Problem: Each entry below must be repeated word for word.

Information provided:
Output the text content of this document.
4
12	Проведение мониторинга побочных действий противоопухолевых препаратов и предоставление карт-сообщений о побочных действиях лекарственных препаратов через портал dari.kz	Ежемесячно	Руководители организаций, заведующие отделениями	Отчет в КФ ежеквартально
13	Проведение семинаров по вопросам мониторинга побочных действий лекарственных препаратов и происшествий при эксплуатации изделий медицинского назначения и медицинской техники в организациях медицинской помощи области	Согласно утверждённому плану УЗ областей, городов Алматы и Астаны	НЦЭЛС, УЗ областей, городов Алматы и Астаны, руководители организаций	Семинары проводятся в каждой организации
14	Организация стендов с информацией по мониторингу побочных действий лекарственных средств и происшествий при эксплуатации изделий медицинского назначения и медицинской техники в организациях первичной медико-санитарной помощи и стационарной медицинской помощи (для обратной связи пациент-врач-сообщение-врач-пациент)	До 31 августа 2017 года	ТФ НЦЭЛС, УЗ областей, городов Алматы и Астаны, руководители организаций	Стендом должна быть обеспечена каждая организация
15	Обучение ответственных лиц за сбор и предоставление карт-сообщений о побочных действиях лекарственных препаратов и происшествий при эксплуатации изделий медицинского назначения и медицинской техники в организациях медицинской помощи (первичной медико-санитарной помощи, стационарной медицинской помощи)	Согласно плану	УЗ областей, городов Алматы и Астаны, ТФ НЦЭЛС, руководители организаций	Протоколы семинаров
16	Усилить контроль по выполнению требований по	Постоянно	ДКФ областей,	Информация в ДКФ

Response to this task:
Output the text content of this document.
4
12	Проведение мониторинга побочных действий противоопухолевых препаратов и предоставление карт-сообщений о побочных действиях лекарственных препаратов через портал dari.kz	Ежемесячно	Руководители организаций, заведующие отделениями	Отчет в КФ ежеквартально
13	Проведение семинаров по вопросам мониторинга побочных действий лекарственных препаратов и происшествий при эксплуатации изделий медицинского назначения и медицинской техники в организациях медицинской помощи области	Согласно утверждённому плану УЗ областей, городов Алматы и Астаны	НЦЭЛС, УЗ областей, городов Алматы и Астаны, руководители организаций	Семинары проводятся в каждой организации
14	Организация стендов с информацией по мониторингу побочных действий лекарственных средств и происшествий при эксплуатации изделий медицинского назначения и медицинской техники в организациях первичной медико-санитарной помощи и стационарной медицинской помощи (для обратной связи пациент-врач-сообщение-врач-пациент)	До 31 августа 2017 года	ТФ НЦЭЛС, УЗ областей, городов Алматы и Астаны, руководители организаций	Стендом должна быть обеспечена каждая организация
15	Обучение ответственных лиц за сбор и предоставление карт-сообщений о побочных действиях лекарственных препаратов и происшествий при эксплуатации изделий медицинского назначения и медицинской техники в организациях медицинской помощи (первичной медико-санитарной помощи, стационарной медицинской помощи)	Согласно плану	УЗ областей, городов Алматы и Астаны, ТФ НЦЭЛС, руководители организаций	Протоколы семинаров
16	Усилить контроль по выполнению требований по	Постоянно	ДКФ областей,	Информация в ДКФ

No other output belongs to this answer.